> _TASK_:
Quote all of the entries below word for word, leaving out the pictures.

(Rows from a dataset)
========================================================================

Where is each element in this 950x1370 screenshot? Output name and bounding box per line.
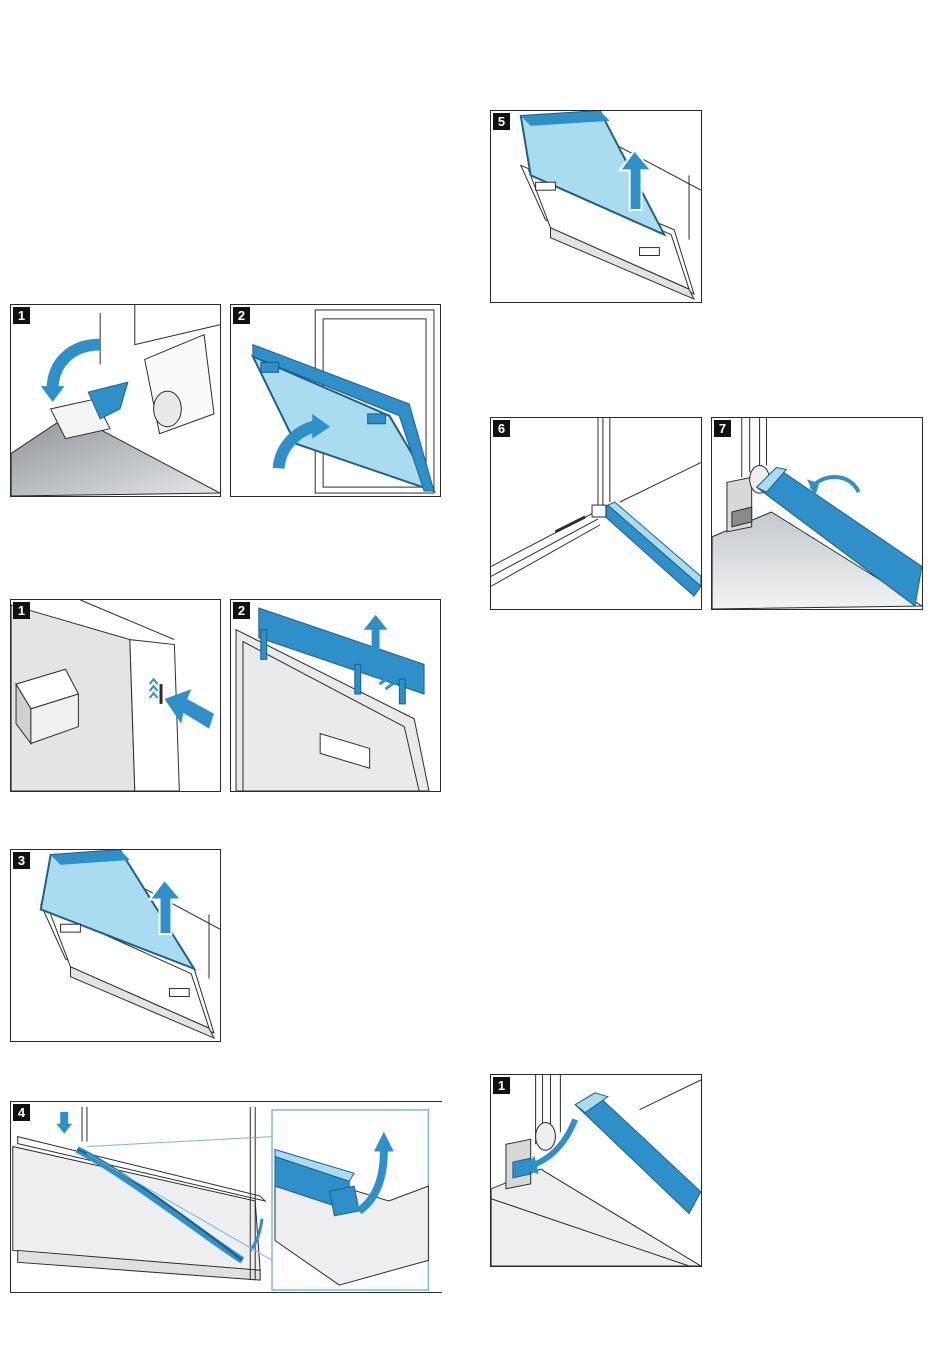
figure-step-a2: 2 [230,304,441,497]
press-latch-illustration [11,600,220,791]
hinge-lever-illustration [11,305,220,496]
figure-step-c7: 7 [711,417,923,610]
step-badge: 6 [493,420,510,437]
figure-step-a1: 1 [10,304,221,497]
step-badge: 4 [13,1104,30,1121]
seal-fit-illustration [712,418,922,609]
figure-step-b1: 1 [10,599,221,792]
figure-step-b2: 2 [230,599,441,792]
glass-pane-insert-illustration [491,111,701,302]
figure-step-c6: 6 [490,417,702,610]
figure-step-b4: 4 [10,1101,442,1293]
glass-pane-lift-illustration [11,850,220,1041]
step-badge: 7 [714,420,731,437]
seal-removal-illustration [11,1102,442,1292]
step-badge: 1 [13,602,30,619]
step-badge: 2 [233,307,250,324]
figure-step-d1: 1 [490,1074,702,1267]
step-badge: 5 [493,113,510,130]
seal-clip-illustration [491,1075,701,1266]
figure-step-b3: 3 [10,849,221,1042]
door-panel-lift-illustration [231,305,440,496]
up-arrow-icon [56,1112,72,1134]
step-badge: 1 [493,1077,510,1094]
cover-lift-illustration [231,600,440,791]
step-badge: 1 [13,307,30,324]
step-badge: 3 [13,852,30,869]
step-badge: 2 [233,602,250,619]
seal-corner-illustration [491,418,701,609]
figure-step-c5: 5 [490,110,702,303]
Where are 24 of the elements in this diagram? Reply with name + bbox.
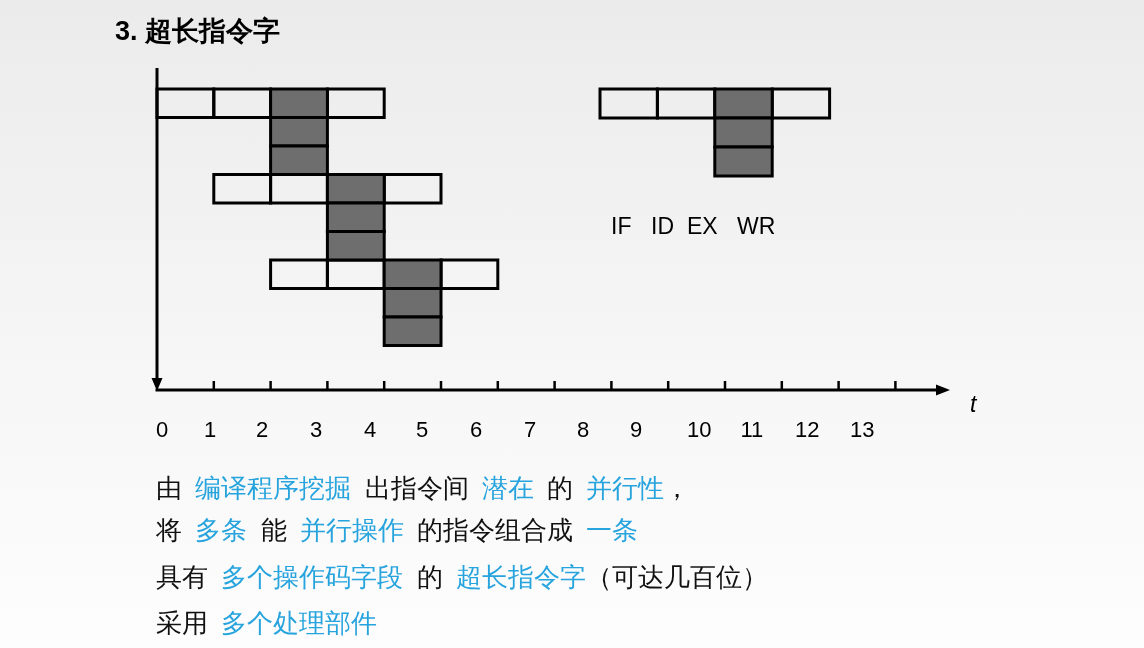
stage-label: ID — [651, 213, 674, 240]
stage-label: IF — [611, 213, 632, 240]
tick-label: 13 — [850, 416, 875, 442]
tick-label: 11 — [740, 416, 764, 442]
tick-label: 9 — [630, 416, 643, 442]
tick-label: 3 — [310, 416, 323, 442]
tick-label: 10 — [687, 416, 712, 442]
body-text: 采用 多个处理部件 — [156, 609, 378, 639]
tick-label: 0 — [156, 416, 169, 442]
tick-label: 4 — [364, 416, 377, 442]
tick-label: 12 — [795, 416, 820, 442]
tick-label: 8 — [577, 416, 590, 442]
stage-label: EX — [687, 213, 718, 240]
tick-label: 6 — [470, 416, 483, 442]
tick-label: 5 — [416, 416, 429, 442]
tick-label: 7 — [524, 416, 537, 442]
body-text: 具有 多个操作码字段 的 超长指令字（可达几百位） — [156, 563, 768, 593]
slide-title: 3. 超长指令字 — [115, 15, 281, 47]
body-text: 由 编译程序挖掘 出指令间 潜在 的 并行性， — [156, 474, 691, 504]
tick-label: 1 — [204, 416, 217, 442]
tick-label: 2 — [256, 416, 269, 442]
body-text: 将 多条 能 并行操作 的指令组合成 一条 — [156, 516, 639, 546]
axis-label: t — [970, 391, 977, 418]
stage-label: WR — [737, 213, 776, 240]
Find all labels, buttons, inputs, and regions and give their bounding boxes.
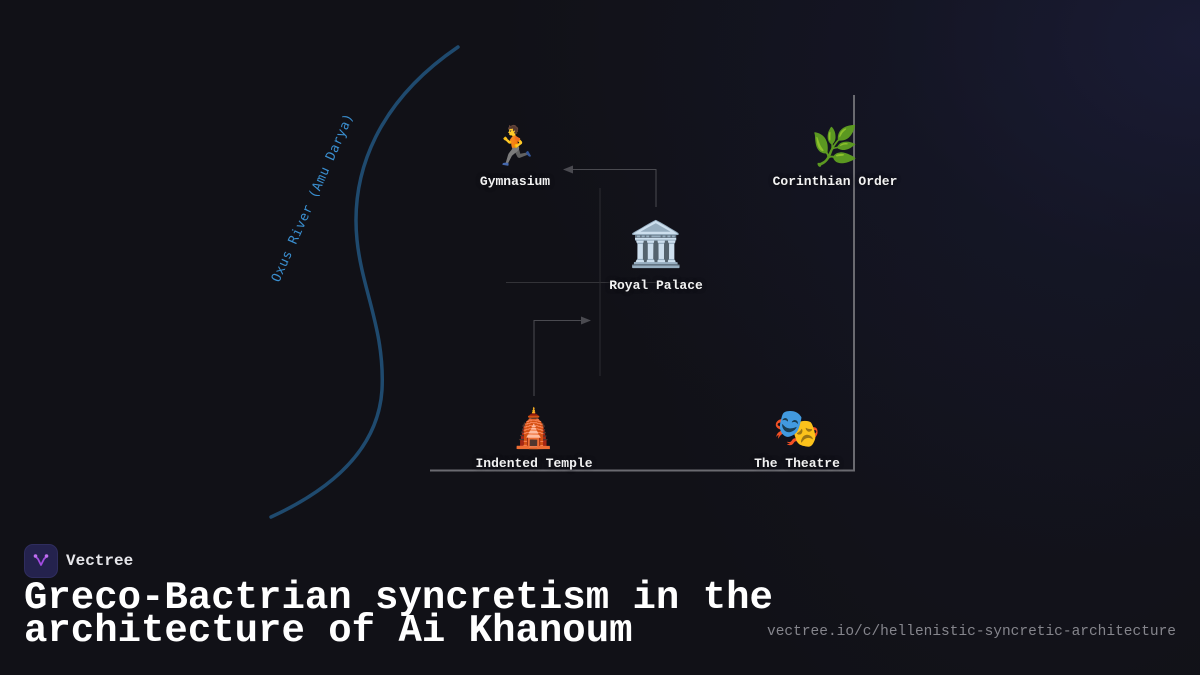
node-label: Indented Temple — [475, 456, 593, 471]
edge-palace-gymnasium — [563, 165, 657, 207]
node-label: Corinthian Order — [772, 174, 898, 189]
edge-temple-palace — [533, 316, 591, 396]
node-label: Royal Palace — [609, 278, 703, 293]
node-the-theatre[interactable]: 🎭 The Theatre — [754, 406, 840, 471]
node-indented-temple[interactable]: 🛕 Indented Temple — [475, 406, 592, 471]
node-corinthian-order[interactable]: 🌿 Corinthian Order — [773, 124, 898, 189]
source-url[interactable]: vectree.io/c/hellenistic-syncretic-archi… — [767, 624, 1176, 640]
classical-building-icon: 🏛️ — [628, 219, 684, 270]
oxus-river-path — [269, 45, 460, 519]
brand-name: Vectree — [66, 552, 134, 570]
node-gymnasium[interactable]: 🏃 Gymnasium — [480, 124, 550, 189]
brand[interactable]: Vectree — [24, 544, 133, 578]
theatre-masks-icon: 🎭 — [773, 406, 821, 450]
hindu-temple-icon: 🛕 — [510, 406, 558, 450]
running-person-icon: 🏃 — [491, 124, 539, 168]
edge-theatre-corinthian — [430, 95, 855, 472]
vectree-fork-icon — [24, 544, 58, 578]
page-title: Greco-Bactrian syncretism in the archite… — [24, 576, 773, 653]
node-royal-palace[interactable]: 🏛️ Royal Palace — [609, 218, 703, 293]
node-label: Gymnasium — [479, 174, 551, 189]
node-label: The Theatre — [754, 456, 840, 471]
river-label: Oxus River (Amu Darya) — [269, 111, 357, 284]
herb-leaf-icon: 🌿 — [811, 124, 859, 168]
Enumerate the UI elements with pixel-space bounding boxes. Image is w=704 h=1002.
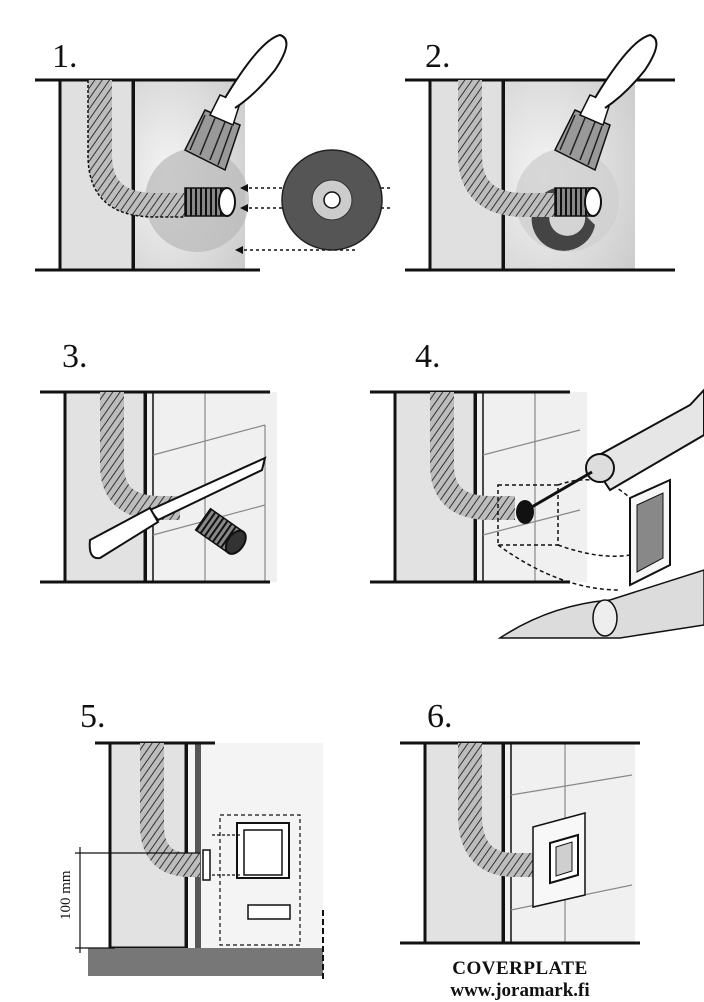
step-1-illustration bbox=[35, 33, 390, 272]
seal-hole bbox=[516, 500, 534, 524]
paint-brush bbox=[553, 33, 658, 172]
step-6-illustration bbox=[400, 741, 640, 945]
knife bbox=[88, 456, 267, 560]
floor-pipe bbox=[497, 569, 704, 639]
step-5-illustration: 100 mm bbox=[58, 741, 324, 980]
step-number-4: 4. bbox=[415, 338, 441, 375]
floor bbox=[88, 948, 323, 976]
step-number-5: 5. bbox=[80, 698, 106, 735]
footer-website: www.joramark.fi bbox=[450, 980, 590, 1001]
sealing-washer bbox=[281, 149, 383, 251]
dashed-outline bbox=[497, 479, 631, 591]
dimension-marker bbox=[75, 847, 200, 953]
flexible-hose bbox=[88, 80, 185, 217]
cover-plate bbox=[629, 478, 671, 587]
step-number-3: 3. bbox=[62, 338, 88, 375]
dimension-label: 100 mm bbox=[58, 870, 74, 920]
pipe-fitting bbox=[184, 187, 236, 217]
caulk-gun bbox=[529, 388, 704, 510]
step-3-illustration bbox=[40, 390, 277, 584]
cover-plate-drawing bbox=[212, 814, 301, 946]
footer: COVERPLATE www.joramark.fi bbox=[400, 958, 640, 1002]
pipe-fitting bbox=[194, 507, 247, 555]
step-number-6: 6. bbox=[427, 698, 453, 735]
footer-title: COVERPLATE bbox=[452, 958, 588, 979]
step-number-1: 1. bbox=[52, 38, 78, 75]
step-number-2: 2. bbox=[425, 38, 451, 75]
step-2-illustration bbox=[405, 33, 675, 272]
installed-cover-plate bbox=[532, 812, 586, 908]
step-4-illustration bbox=[370, 388, 704, 639]
paint-brush bbox=[183, 33, 288, 172]
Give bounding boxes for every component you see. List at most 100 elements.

========================================================================

> _TASK ANSWER_:
Where is each element in this 950x1370 screenshot? Output name and bounding box per line.
figure-step-a2: 2 [230,304,441,497]
press-latch-illustration [11,600,220,791]
hinge-lever-illustration [11,305,220,496]
figure-step-c7: 7 [711,417,923,610]
step-badge: 6 [493,420,510,437]
figure-step-a1: 1 [10,304,221,497]
step-badge: 4 [13,1104,30,1121]
seal-fit-illustration [712,418,922,609]
figure-step-b1: 1 [10,599,221,792]
figure-step-b2: 2 [230,599,441,792]
glass-pane-insert-illustration [491,111,701,302]
figure-step-c6: 6 [490,417,702,610]
figure-step-b4: 4 [10,1101,442,1293]
glass-pane-lift-illustration [11,850,220,1041]
step-badge: 7 [714,420,731,437]
seal-removal-illustration [11,1102,442,1292]
step-badge: 1 [13,602,30,619]
step-badge: 2 [233,307,250,324]
figure-step-d1: 1 [490,1074,702,1267]
step-badge: 5 [493,113,510,130]
seal-clip-illustration [491,1075,701,1266]
figure-step-b3: 3 [10,849,221,1042]
door-panel-lift-illustration [231,305,440,496]
up-arrow-icon [56,1112,72,1134]
step-badge: 1 [493,1077,510,1094]
cover-lift-illustration [231,600,440,791]
step-badge: 1 [13,307,30,324]
step-badge: 3 [13,852,30,869]
step-badge: 2 [233,602,250,619]
seal-corner-illustration [491,418,701,609]
figure-step-c5: 5 [490,110,702,303]
Where are 24 of the elements in this diagram? Reply with name + bbox.
stage-label: ID — [651, 213, 674, 240]
stage-label: IF — [611, 213, 632, 240]
tick-label: 13 — [850, 416, 875, 442]
tick-label: 11 — [740, 416, 764, 442]
tick-label: 9 — [630, 416, 643, 442]
tick-label: 3 — [310, 416, 323, 442]
tick-label: 10 — [687, 416, 712, 442]
body-text: 采用 多个处理部件 — [156, 609, 378, 639]
tick-label: 0 — [156, 416, 169, 442]
tick-label: 4 — [364, 416, 377, 442]
tick-label: 12 — [795, 416, 820, 442]
tick-label: 8 — [577, 416, 590, 442]
stage-label: EX — [687, 213, 718, 240]
tick-label: 6 — [470, 416, 483, 442]
tick-label: 5 — [416, 416, 429, 442]
tick-label: 7 — [524, 416, 537, 442]
body-text: 具有 多个操作码字段 的 超长指令字（可达几百位） — [156, 563, 768, 593]
slide-title: 3. 超长指令字 — [115, 15, 281, 47]
body-text: 由 编译程序挖掘 出指令间 潜在 的 并行性， — [156, 474, 691, 504]
tick-label: 1 — [204, 416, 217, 442]
tick-label: 2 — [256, 416, 269, 442]
body-text: 将 多条 能 并行操作 的指令组合成 一条 — [156, 516, 639, 546]
axis-label: t — [970, 391, 977, 418]
stage-label: WR — [737, 213, 776, 240]
Find all labels, buttons, inputs, and regions and give their bounding boxes.
node-label: Indented Temple — [475, 456, 593, 471]
edge-palace-gymnasium — [563, 165, 657, 207]
node-label: Corinthian Order — [772, 174, 898, 189]
edge-temple-palace — [533, 316, 591, 396]
node-label: Royal Palace — [609, 278, 703, 293]
node-the-theatre[interactable]: 🎭 The Theatre — [754, 406, 840, 471]
node-indented-temple[interactable]: 🛕 Indented Temple — [475, 406, 592, 471]
node-corinthian-order[interactable]: 🌿 Corinthian Order — [773, 124, 898, 189]
source-url[interactable]: vectree.io/c/hellenistic-syncretic-archi… — [767, 624, 1176, 640]
classical-building-icon: 🏛️ — [628, 219, 684, 270]
oxus-river-path — [269, 45, 460, 519]
brand-name: Vectree — [66, 552, 134, 570]
node-gymnasium[interactable]: 🏃 Gymnasium — [480, 124, 550, 189]
brand[interactable]: Vectree — [24, 544, 133, 578]
theatre-masks-icon: 🎭 — [773, 406, 821, 450]
hindu-temple-icon: 🛕 — [510, 406, 558, 450]
running-person-icon: 🏃 — [491, 124, 539, 168]
edge-theatre-corinthian — [430, 95, 855, 472]
vectree-fork-icon — [24, 544, 58, 578]
page-title: Greco-Bactrian syncretism in the archite… — [24, 576, 773, 653]
node-royal-palace[interactable]: 🏛️ Royal Palace — [609, 218, 703, 293]
node-label: Gymnasium — [479, 174, 551, 189]
node-label: The Theatre — [754, 456, 840, 471]
river-label: Oxus River (Amu Darya) — [269, 111, 357, 284]
herb-leaf-icon: 🌿 — [811, 124, 859, 168]
Enumerate the UI elements with pixel-space bounding boxes. Image is w=704 h=1002.
step-1-illustration bbox=[35, 33, 390, 272]
seal-hole bbox=[516, 500, 534, 524]
paint-brush bbox=[553, 33, 658, 172]
step-6-illustration bbox=[400, 741, 640, 945]
knife bbox=[88, 456, 267, 560]
floor-pipe bbox=[497, 569, 704, 639]
step-5-illustration: 100 mm bbox=[58, 741, 324, 980]
step-number-4: 4. bbox=[415, 338, 441, 375]
floor bbox=[88, 948, 323, 976]
step-number-5: 5. bbox=[80, 698, 106, 735]
footer-website: www.joramark.fi bbox=[450, 980, 590, 1001]
sealing-washer bbox=[281, 149, 383, 251]
dashed-outline bbox=[497, 479, 631, 591]
dimension-marker bbox=[75, 847, 200, 953]
flexible-hose bbox=[88, 80, 185, 217]
cover-plate bbox=[629, 478, 671, 587]
step-number-3: 3. bbox=[62, 338, 88, 375]
dimension-label: 100 mm bbox=[58, 870, 74, 920]
pipe-fitting bbox=[184, 187, 236, 217]
caulk-gun bbox=[529, 388, 704, 510]
step-3-illustration bbox=[40, 390, 277, 584]
cover-plate-drawing bbox=[212, 814, 301, 946]
footer: COVERPLATE www.joramark.fi bbox=[400, 958, 640, 1002]
pipe-fitting bbox=[194, 507, 247, 555]
step-number-6: 6. bbox=[427, 698, 453, 735]
footer-title: COVERPLATE bbox=[452, 958, 588, 979]
step-number-1: 1. bbox=[52, 38, 78, 75]
step-number-2: 2. bbox=[425, 38, 451, 75]
step-2-illustration bbox=[405, 33, 675, 272]
installed-cover-plate bbox=[532, 812, 586, 908]
step-4-illustration bbox=[370, 388, 704, 639]
paint-brush bbox=[183, 33, 288, 172]
Give bounding boxes for every component you see. List at most 100 elements.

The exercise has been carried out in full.